Exercise aim:
Repeat the lines below exactly as they appear, but leave out the images.

Items from a data source:

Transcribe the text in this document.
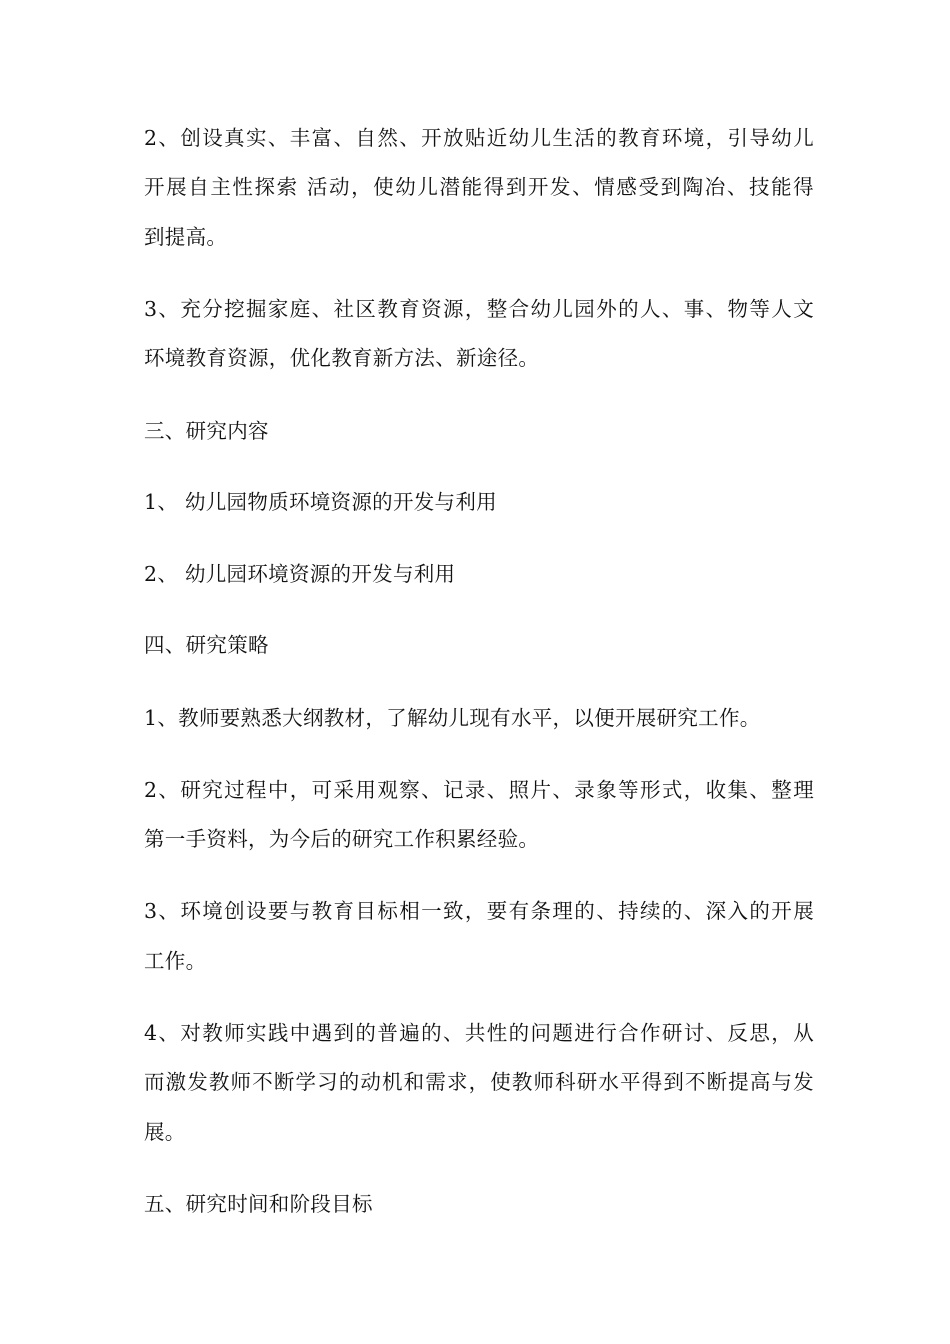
2、创设真实、丰富、自然、开放贴近幼儿生活的教育环境，引导幼儿
开展自主性探索 活动，使幼儿潜能得到开发、情感受到陶冶、技能得
到提高。
3、充分挖掘家庭、社区教育资源，整合幼儿园外的人、事、物等人文
环境教育资源，优化教育新方法、新途径。
三、研究内容
1、 幼儿园物质环境资源的开发与利用
2、 幼儿园环境资源的开发与利用
四、研究策略
1、教师要熟悉大纲教材，了解幼儿现有水平，以便开展研究工作。
2、研究过程中，可采用观察、记录、照片、录象等形式，收集、整理
第一手资料，为今后的研究工作积累经验。
3、环境创设要与教育目标相一致，要有条理的、持续的、深入的开展
工作。
4、对教师实践中遇到的普遍的、共性的问题进行合作研讨、反思，从
而激发教师不断学习的动机和需求，使教师科研水平得到不断提高与发
展。
五、研究时间和阶段目标
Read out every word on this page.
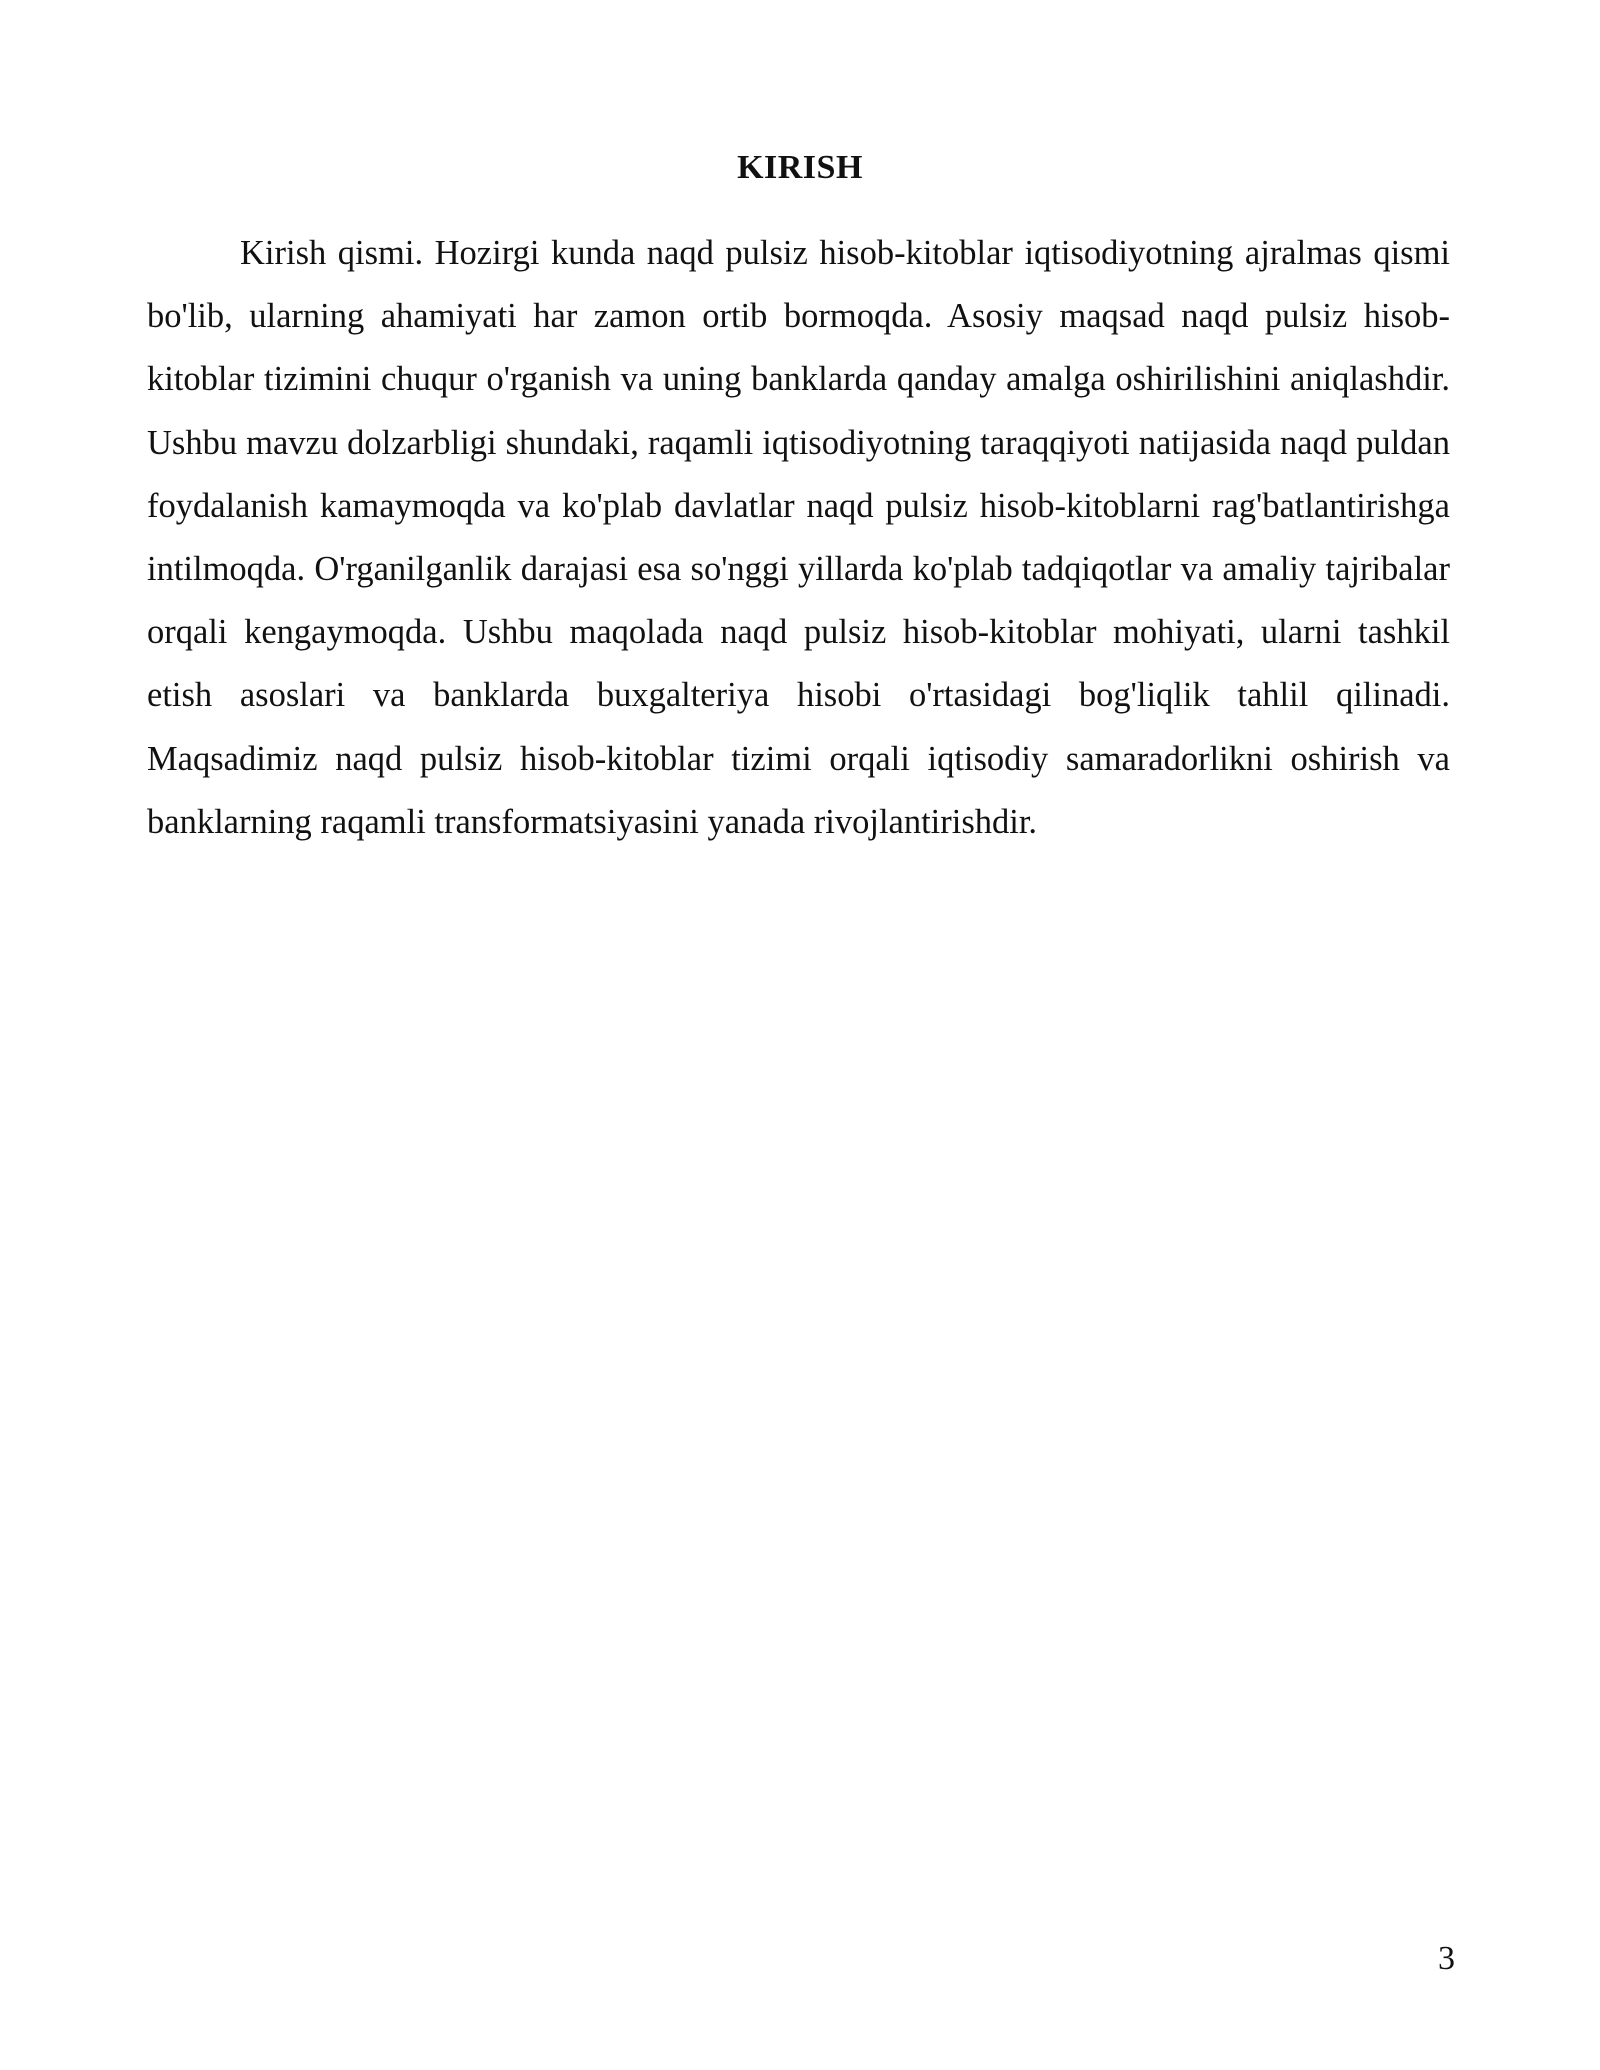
KIRISH

Kirish qismi. Hozirgi kunda naqd pulsiz hisob-kitoblar iqtisodiyotning ajralmas qismi bo'lib, ularning ahamiyati har zamon ortib bormoqda. Asosiy maqsad naqd pulsiz hisob-kitoblar tizimini chuqur o'rganish va uning banklarda qanday amalga oshirilishini aniqlashdir. Ushbu mavzu dolzarbligi shundaki, raqamli iqtisodiyotning taraqqiyoti natijasida naqd puldan foydalanish kamaymoqda va ko'plab davlatlar naqd pulsiz hisob-kitoblarni rag'batlantirishga intilmoqda. O'rganilganlik darajasi esa so'nggi yillarda ko'plab tadqiqotlar va amaliy tajribalar orqali kengaymoqda. Ushbu maqolada naqd pulsiz hisob-kitoblar mohiyati, ularni tashkil etish asoslari va banklarda buxgalteriya hisobi o'rtasidagi bog'liqlik tahlil qilinadi. Maqsadimiz naqd pulsiz hisob-kitoblar tizimi orqali iqtisodiy samaradorlikni oshirish va banklarning raqamli transformatsiyasini yanada rivojlantirishdir.

3
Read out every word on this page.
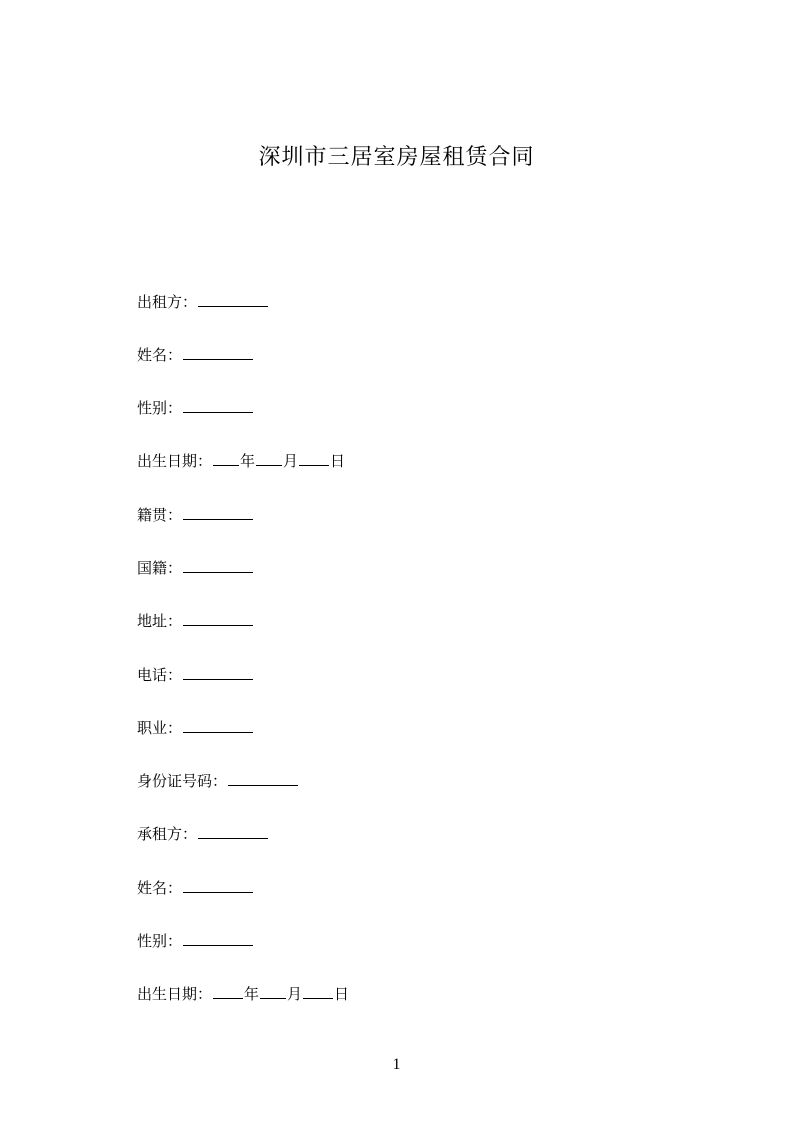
深圳市三居室房屋租赁合同
出租方：
姓名：
性别：
出生日期： 年 月 日
籍贯：
国籍：
地址：
电话：
职业：
身份证号码：
承租方：
姓名：
性别：
出生日期： 年 月 日
1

Final result:
Transcribe the text in this document.
2、创设真实、丰富、自然、开放贴近幼儿生活的教育环境，引导幼儿
开展自主性探索 活动，使幼儿潜能得到开发、情感受到陶冶、技能得
到提高。
3、充分挖掘家庭、社区教育资源，整合幼儿园外的人、事、物等人文
环境教育资源，优化教育新方法、新途径。
三、研究内容
1、 幼儿园物质环境资源的开发与利用
2、 幼儿园环境资源的开发与利用
四、研究策略
1、教师要熟悉大纲教材，了解幼儿现有水平，以便开展研究工作。
2、研究过程中，可采用观察、记录、照片、录象等形式，收集、整理
第一手资料，为今后的研究工作积累经验。
3、环境创设要与教育目标相一致，要有条理的、持续的、深入的开展
工作。
4、对教师实践中遇到的普遍的、共性的问题进行合作研讨、反思，从
而激发教师不断学习的动机和需求，使教师科研水平得到不断提高与发
展。
五、研究时间和阶段目标
Read out every word on this page.
KIRISH

Kirish qismi. Hozirgi kunda naqd pulsiz hisob-kitoblar iqtisodiyotning ajralmas qismi bo'lib, ularning ahamiyati har zamon ortib bormoqda. Asosiy maqsad naqd pulsiz hisob-kitoblar tizimini chuqur o'rganish va uning banklarda qanday amalga oshirilishini aniqlashdir. Ushbu mavzu dolzarbligi shundaki, raqamli iqtisodiyotning taraqqiyoti natijasida naqd puldan foydalanish kamaymoqda va ko'plab davlatlar naqd pulsiz hisob-kitoblarni rag'batlantirishga intilmoqda. O'rganilganlik darajasi esa so'nggi yillarda ko'plab tadqiqotlar va amaliy tajribalar orqali kengaymoqda. Ushbu maqolada naqd pulsiz hisob-kitoblar mohiyati, ularni tashkil etish asoslari va banklarda buxgalteriya hisobi o'rtasidagi bog'liqlik tahlil qilinadi. Maqsadimiz naqd pulsiz hisob-kitoblar tizimi orqali iqtisodiy samaradorlikni oshirish va banklarning raqamli transformatsiyasini yanada rivojlantirishdir.

3
Read out every word on this page.
深圳市三居室房屋租赁合同
出租方：
姓名：
性别：
出生日期： 年 月 日
籍贯：
国籍：
地址：
电话：
职业：
身份证号码：
承租方：
姓名：
性别：
出生日期： 年 月 日
1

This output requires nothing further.